__Rows from a dataset__
···

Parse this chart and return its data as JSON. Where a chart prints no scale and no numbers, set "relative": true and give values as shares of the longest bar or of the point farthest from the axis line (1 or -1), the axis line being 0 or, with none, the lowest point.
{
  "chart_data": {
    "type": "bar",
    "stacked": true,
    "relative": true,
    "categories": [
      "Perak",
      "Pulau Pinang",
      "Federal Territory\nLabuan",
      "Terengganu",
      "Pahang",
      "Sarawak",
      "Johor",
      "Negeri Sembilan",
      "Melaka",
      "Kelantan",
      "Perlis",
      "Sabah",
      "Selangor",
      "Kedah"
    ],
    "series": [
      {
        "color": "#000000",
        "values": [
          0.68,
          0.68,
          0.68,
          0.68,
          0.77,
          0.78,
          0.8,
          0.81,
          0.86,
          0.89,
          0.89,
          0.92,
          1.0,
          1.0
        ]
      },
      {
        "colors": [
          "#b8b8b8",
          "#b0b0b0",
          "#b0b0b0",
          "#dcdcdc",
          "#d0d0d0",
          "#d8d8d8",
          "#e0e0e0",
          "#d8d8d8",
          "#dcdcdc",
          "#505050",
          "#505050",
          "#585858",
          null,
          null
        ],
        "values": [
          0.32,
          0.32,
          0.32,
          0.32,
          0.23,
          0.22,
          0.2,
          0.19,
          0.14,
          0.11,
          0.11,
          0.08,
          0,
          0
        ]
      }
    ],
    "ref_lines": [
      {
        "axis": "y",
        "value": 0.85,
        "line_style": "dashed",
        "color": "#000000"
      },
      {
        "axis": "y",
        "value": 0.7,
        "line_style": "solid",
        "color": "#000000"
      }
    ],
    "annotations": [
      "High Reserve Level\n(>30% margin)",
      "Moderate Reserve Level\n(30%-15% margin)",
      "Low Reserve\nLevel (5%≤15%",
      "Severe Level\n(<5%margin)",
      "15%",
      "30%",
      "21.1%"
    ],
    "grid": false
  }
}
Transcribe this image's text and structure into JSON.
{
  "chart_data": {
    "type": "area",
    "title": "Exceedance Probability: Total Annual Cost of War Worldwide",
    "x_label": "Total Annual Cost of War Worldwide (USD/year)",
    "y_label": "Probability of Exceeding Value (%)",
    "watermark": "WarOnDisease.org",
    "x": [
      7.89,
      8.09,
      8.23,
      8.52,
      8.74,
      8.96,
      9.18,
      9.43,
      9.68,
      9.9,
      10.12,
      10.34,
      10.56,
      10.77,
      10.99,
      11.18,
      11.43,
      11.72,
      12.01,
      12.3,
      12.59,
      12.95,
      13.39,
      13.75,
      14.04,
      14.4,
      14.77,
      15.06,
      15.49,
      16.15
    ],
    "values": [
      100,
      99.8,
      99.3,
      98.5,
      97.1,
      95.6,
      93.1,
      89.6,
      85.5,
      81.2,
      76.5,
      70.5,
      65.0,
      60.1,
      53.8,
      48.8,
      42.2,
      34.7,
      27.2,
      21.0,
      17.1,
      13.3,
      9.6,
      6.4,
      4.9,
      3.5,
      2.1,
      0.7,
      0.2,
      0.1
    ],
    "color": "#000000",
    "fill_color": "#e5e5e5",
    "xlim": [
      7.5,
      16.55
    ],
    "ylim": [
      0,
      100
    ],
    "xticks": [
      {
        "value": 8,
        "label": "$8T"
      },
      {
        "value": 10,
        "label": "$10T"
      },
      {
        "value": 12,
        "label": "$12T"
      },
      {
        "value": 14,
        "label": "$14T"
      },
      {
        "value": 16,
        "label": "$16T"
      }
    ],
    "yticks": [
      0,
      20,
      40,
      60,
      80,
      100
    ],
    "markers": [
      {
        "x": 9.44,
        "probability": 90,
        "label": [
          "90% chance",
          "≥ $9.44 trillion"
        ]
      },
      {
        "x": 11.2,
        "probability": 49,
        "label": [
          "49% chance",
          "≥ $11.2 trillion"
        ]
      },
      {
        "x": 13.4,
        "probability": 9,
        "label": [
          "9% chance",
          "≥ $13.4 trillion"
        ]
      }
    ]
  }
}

···

__REQUIRED WORK__
Pull out all lines in the data above that include "Total".

__RESULT BELOW__
    "title": "Exceedance Probability: Total Annual Cost of War Worldwide",
    "x_label": "Total Annual Cost of War Worldwide (USD/year)",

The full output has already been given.